**Your task**: Output every line of the material exactly, omitting images.

**Extracted entries**:
====================
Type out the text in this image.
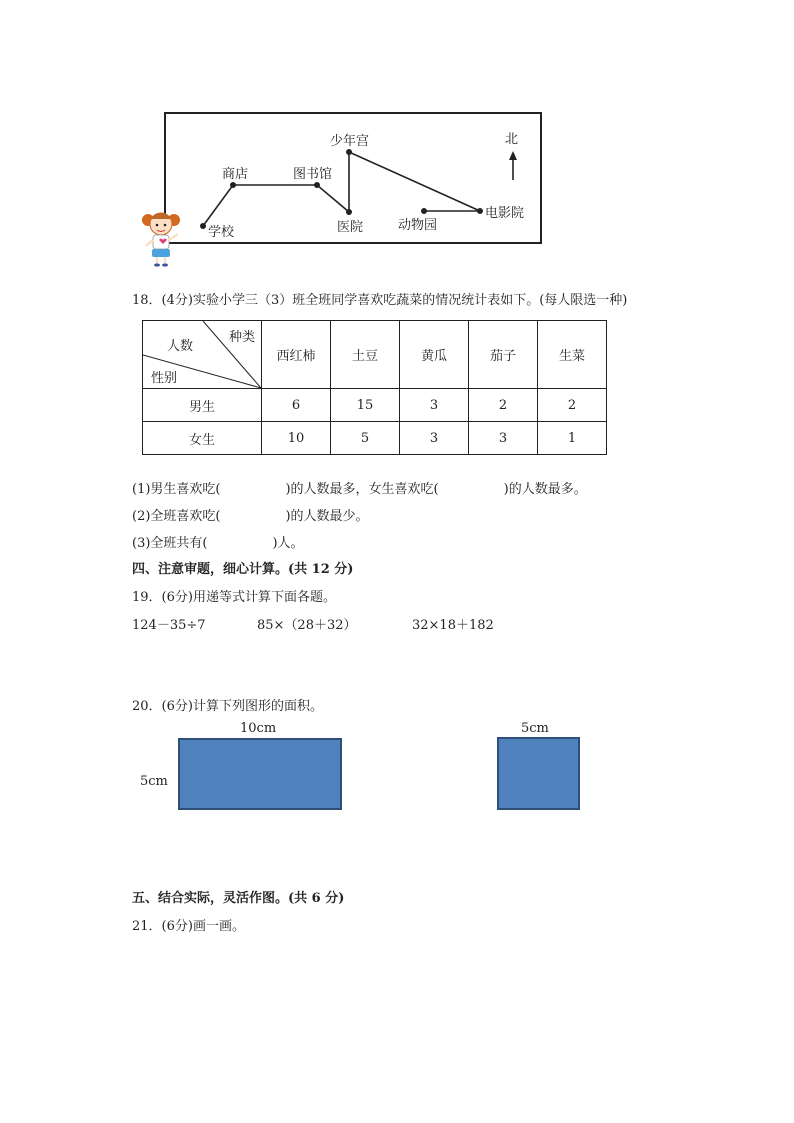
北
学校
商店	图书馆
少年宫
医院	动物园
电影院
18．(4分)实验小学三（3）班全班同学喜欢吃蔬菜的情况统计表如下。(每人限选一种)
种类
人数
性别	西红柿	土豆	黄瓜	茄子	生菜
男生	6	15	3	2	2
女生	10	5	3	3	1
(1)男生喜欢吃(　　　　　)的人数最多，女生喜欢吃(　　　　　)的人数最多。
(2)全班喜欢吃(　　　　　)的人数最少。
(3)全班共有(　　　　　)人。
四、注意审题，细心计算。(共 12 分)
19．(6分)用递等式计算下面各题。
124－35÷7	85×（28＋32）	32×18＋182
20．(6分)计算下列图形的面积。
10cm
5cm
5cm
五、结合实际，灵活作图。(共 6 分)
21．(6分)画一画。
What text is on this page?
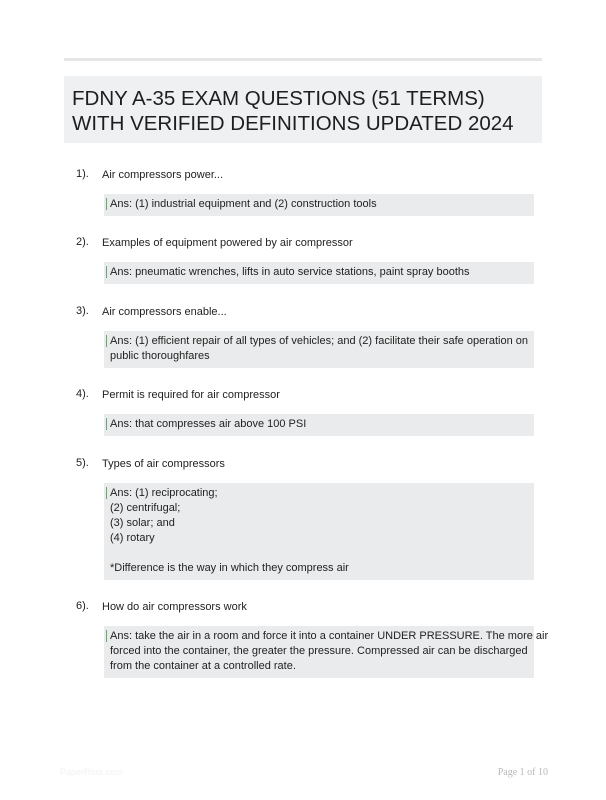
FDNY A-35 EXAM QUESTIONS (51 TERMS) WITH VERIFIED DEFINITIONS UPDATED 2024
1). Air compressors power...
Ans: (1) industrial equipment and (2) construction tools
2). Examples of equipment powered by air compressor
Ans: pneumatic wrenches, lifts in auto service stations, paint spray booths
3). Air compressors enable...
Ans: (1) efficient repair of all types of vehicles; and (2) facilitate their safe operation on
public thoroughfares
4). Permit is required for air compressor
Ans: that compresses air above 100 PSI
5). Types of air compressors
Ans: (1) reciprocating;
(2) centrifugal;
(3) solar; and
(4) rotary
*Difference is the way in which they compress air
6). How do air compressors work
Ans: take the air in a room and force it into a container UNDER PRESSURE. The more air
forced into the container, the greater the pressure. Compressed air can be discharged
from the container at a controlled rate.
PaperRoot.com	Page 1 of 10
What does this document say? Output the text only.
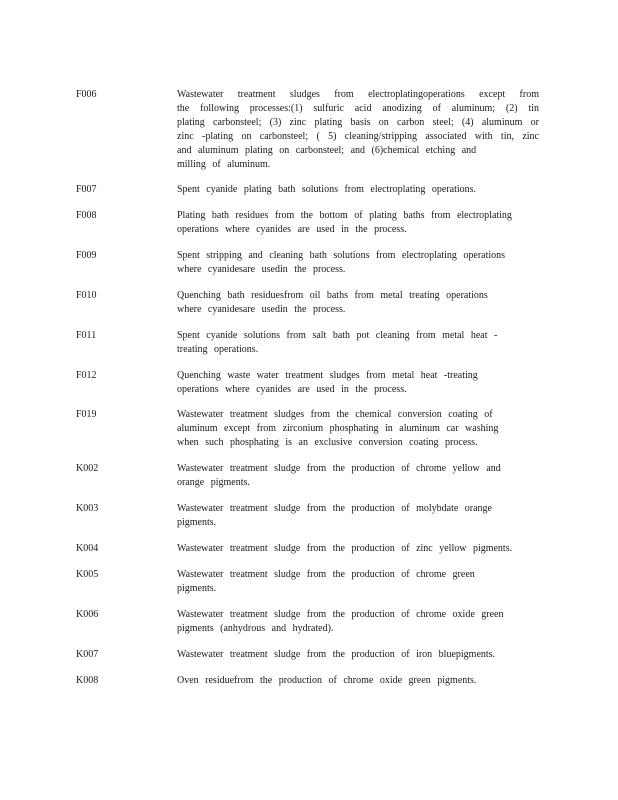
F006	Wastewater treatment sludges from electroplatingoperations except from
the following processes:(1) sulfuric acid anodizing of aluminum; (2) tin
plating carbonsteel; (3) zinc plating basis on carbon steel; (4) aluminum or
zinc -plating on carbonsteel; ( 5) cleaning/stripping associated with tin, zinc
and aluminum plating on carbonsteel; and (6)chemical etching and
milling of aluminum.
F007	Spent cyanide plating bath solutions from electroplating operations.
F008	Plating bath residues from the bottom of plating baths from electroplating
operations where cyanides are used in the process.
F009	Spent stripping and cleaning bath solutions from electroplating operations
where cyanidesare usedin the process.
F010	Quenching bath residuesfrom oil baths from metal treating operations
where cyanidesare usedin the process.
F011	Spent cyanide solutions from salt bath pot cleaning from metal heat -
treating operations.
F012	Quenching waste water treatment sludges from metal heat -treating
operations where cyanides are used in the process.
F019	Wastewater treatment sludges from the chemical conversion coating of
aluminum except from zirconium phosphating in aluminum car washing
when such phosphating is an exclusive conversion coating process.
K002	Wastewater treatment sludge from the production of chrome yellow and
orange pigments.
K003	Wastewater treatment sludge from the production of molybdate orange
pigments.
K004	Wastewater treatment sludge from the production of zinc yellow pigments.
K005	Wastewater treatment sludge from the production of chrome green
pigments.
K006	Wastewater treatment sludge from the production of chrome oxide green
pigments (anhydrous and hydrated).
K007	Wastewater treatment sludge from the production of iron bluepigments.
K008	Oven residuefrom the production of chrome oxide green pigments.
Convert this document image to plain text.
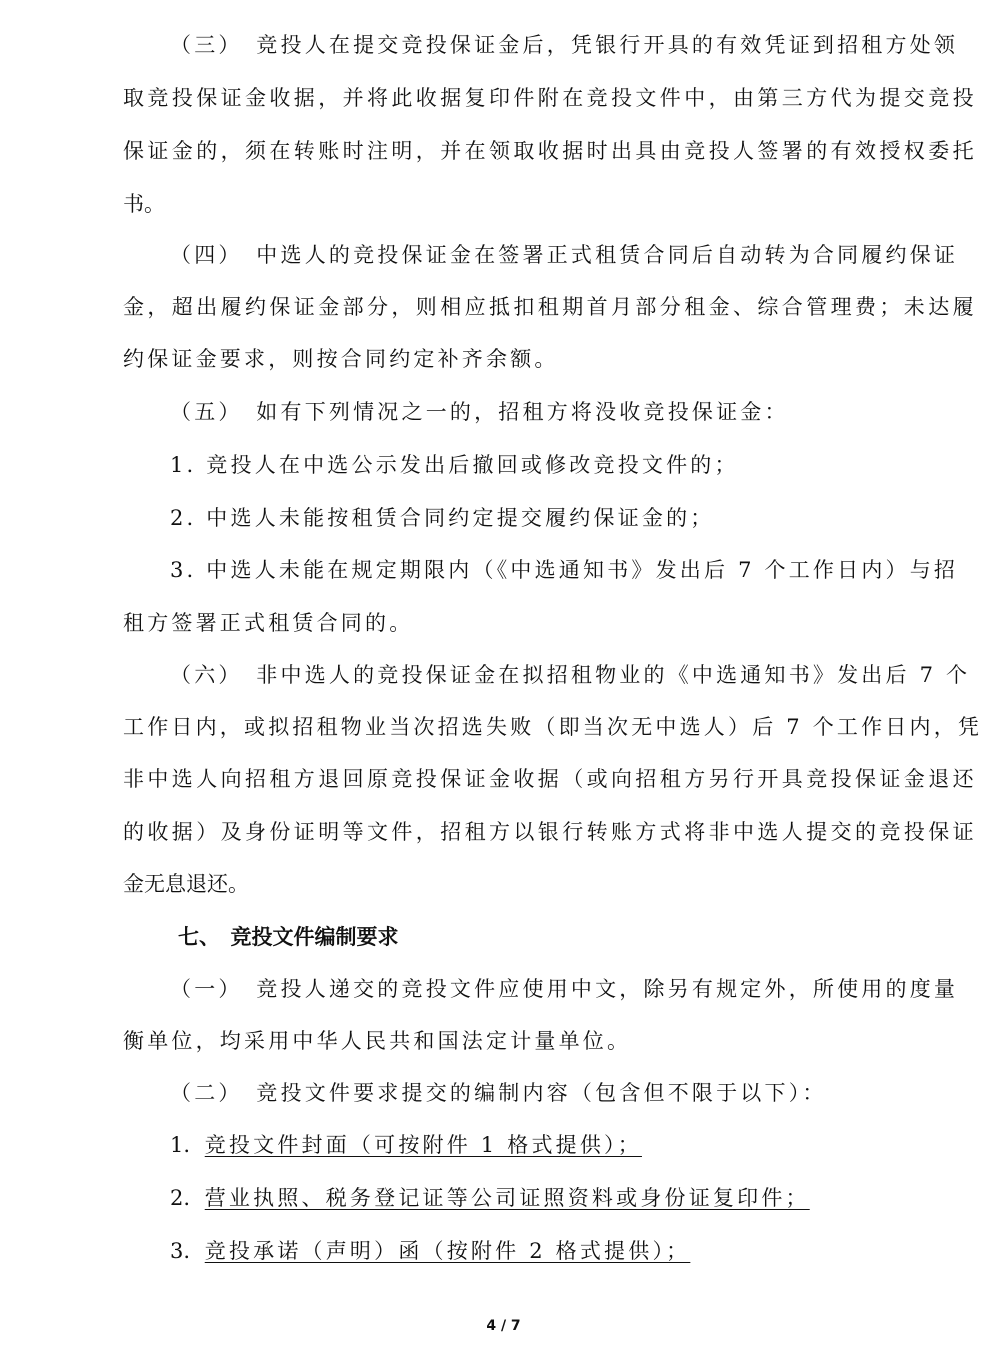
（三）　竞投人在提交竞投保证金后，凭银行开具的有效凭证到招租方处领
取竞投保证金收据，并将此收据复印件附在竞投文件中，由第三方代为提交竞投
保证金的，须在转账时注明，并在领取收据时出具由竞投人签署的有效授权委托
书。
（四）　中选人的竞投保证金在签署正式租赁合同后自动转为合同履约保证
金，超出履约保证金部分，则相应抵扣租期首月部分租金、综合管理费；未达履
约保证金要求，则按合同约定补齐余额。
（五）　如有下列情况之一的，招租方将没收竞投保证金：
1. 竞投人在中选公示发出后撤回或修改竞投文件的；
2. 中选人未能按租赁合同约定提交履约保证金的；
3. 中选人未能在规定期限内（《中选通知书》发出后 7 个工作日内）与招
租方签署正式租赁合同的。
（六）　非中选人的竞投保证金在拟招租物业的《中选通知书》发出后 7 个
工作日内，或拟招租物业当次招选失败（即当次无中选人）后 7 个工作日内，凭
非中选人向招租方退回原竞投保证金收据（或向招租方另行开具竞投保证金退还
的收据）及身份证明等文件，招租方以银行转账方式将非中选人提交的竞投保证
金无息退还。
七、　竞投文件编制要求
（一）　竞投人递交的竞投文件应使用中文，除另有规定外，所使用的度量
衡单位，均采用中华人民共和国法定计量单位。
（二）　竞投文件要求提交的编制内容（包含但不限于以下）：
1. 竞投文件封面（可按附件 1 格式提供）；
2. 营业执照、税务登记证等公司证照资料或身份证复印件；
3. 竞投承诺（声明）函（按附件 2 格式提供）；
4 / 7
====================
**Solution below**:
Type out the text in this image.
北
学校
商店	图书馆
少年宫
医院	动物园
电影院
18．(4分)实验小学三（3）班全班同学喜欢吃蔬菜的情况统计表如下。(每人限选一种)
种类
人数
性别	西红柿	土豆	黄瓜	茄子	生菜
男生	6	15	3	2	2
女生	10	5	3	3	1
(1)男生喜欢吃(　　　　　)的人数最多，女生喜欢吃(　　　　　)的人数最多。
(2)全班喜欢吃(　　　　　)的人数最少。
(3)全班共有(　　　　　)人。
四、注意审题，细心计算。(共 12 分)
19．(6分)用递等式计算下面各题。
124－35÷7	85×（28＋32）	32×18＋182
20．(6分)计算下列图形的面积。
10cm
5cm
5cm
五、结合实际，灵活作图。(共 6 分)
21．(6分)画一画。
What text is on this page?
FDNY A-35 EXAM QUESTIONS (51 TERMS) WITH VERIFIED DEFINITIONS UPDATED 2024
1). Air compressors power...
Ans: (1) industrial equipment and (2) construction tools
2). Examples of equipment powered by air compressor
Ans: pneumatic wrenches, lifts in auto service stations, paint spray booths
3). Air compressors enable...
Ans: (1) efficient repair of all types of vehicles; and (2) facilitate their safe operation on
public thoroughfares
4). Permit is required for air compressor
Ans: that compresses air above 100 PSI
5). Types of air compressors
Ans: (1) reciprocating;
(2) centrifugal;
(3) solar; and
(4) rotary
*Difference is the way in which they compress air
6). How do air compressors work
Ans: take the air in a room and force it into a container UNDER PRESSURE. The more air
forced into the container, the greater the pressure. Compressed air can be discharged
from the container at a controlled rate.
PaperRoot.com	Page 1 of 10
What does this document say? Output the text only.
F006	Wastewater treatment sludges from electroplatingoperations except from
the following processes:(1) sulfuric acid anodizing of aluminum; (2) tin
plating carbonsteel; (3) zinc plating basis on carbon steel; (4) aluminum or
zinc -plating on carbonsteel; ( 5) cleaning/stripping associated with tin, zinc
and aluminum plating on carbonsteel; and (6)chemical etching and
milling of aluminum.
F007	Spent cyanide plating bath solutions from electroplating operations.
F008	Plating bath residues from the bottom of plating baths from electroplating
operations where cyanides are used in the process.
F009	Spent stripping and cleaning bath solutions from electroplating operations
where cyanidesare usedin the process.
F010	Quenching bath residuesfrom oil baths from metal treating operations
where cyanidesare usedin the process.
F011	Spent cyanide solutions from salt bath pot cleaning from metal heat -
treating operations.
F012	Quenching waste water treatment sludges from metal heat -treating
operations where cyanides are used in the process.
F019	Wastewater treatment sludges from the chemical conversion coating of
aluminum except from zirconium phosphating in aluminum car washing
when such phosphating is an exclusive conversion coating process.
K002	Wastewater treatment sludge from the production of chrome yellow and
orange pigments.
K003	Wastewater treatment sludge from the production of molybdate orange
pigments.
K004	Wastewater treatment sludge from the production of zinc yellow pigments.
K005	Wastewater treatment sludge from the production of chrome green
pigments.
K006	Wastewater treatment sludge from the production of chrome oxide green
pigments (anhydrous and hydrated).
K007	Wastewater treatment sludge from the production of iron bluepigments.
K008	Oven residuefrom the production of chrome oxide green pigments.
Convert this document image to plain text.
（三）　竞投人在提交竞投保证金后，凭银行开具的有效凭证到招租方处领
取竞投保证金收据，并将此收据复印件附在竞投文件中，由第三方代为提交竞投
保证金的，须在转账时注明，并在领取收据时出具由竞投人签署的有效授权委托
书。
（四）　中选人的竞投保证金在签署正式租赁合同后自动转为合同履约保证
金，超出履约保证金部分，则相应抵扣租期首月部分租金、综合管理费；未达履
约保证金要求，则按合同约定补齐余额。
（五）　如有下列情况之一的，招租方将没收竞投保证金：
1. 竞投人在中选公示发出后撤回或修改竞投文件的；
2. 中选人未能按租赁合同约定提交履约保证金的；
3. 中选人未能在规定期限内（《中选通知书》发出后 7 个工作日内）与招
租方签署正式租赁合同的。
（六）　非中选人的竞投保证金在拟招租物业的《中选通知书》发出后 7 个
工作日内，或拟招租物业当次招选失败（即当次无中选人）后 7 个工作日内，凭
非中选人向招租方退回原竞投保证金收据（或向招租方另行开具竞投保证金退还
的收据）及身份证明等文件，招租方以银行转账方式将非中选人提交的竞投保证
金无息退还。
七、　竞投文件编制要求
（一）　竞投人递交的竞投文件应使用中文，除另有规定外，所使用的度量
衡单位，均采用中华人民共和国法定计量单位。
（二）　竞投文件要求提交的编制内容（包含但不限于以下）：
1. 竞投文件封面（可按附件 1 格式提供）；
2. 营业执照、税务登记证等公司证照资料或身份证复印件；
3. 竞投承诺（声明）函（按附件 2 格式提供）；
4 / 7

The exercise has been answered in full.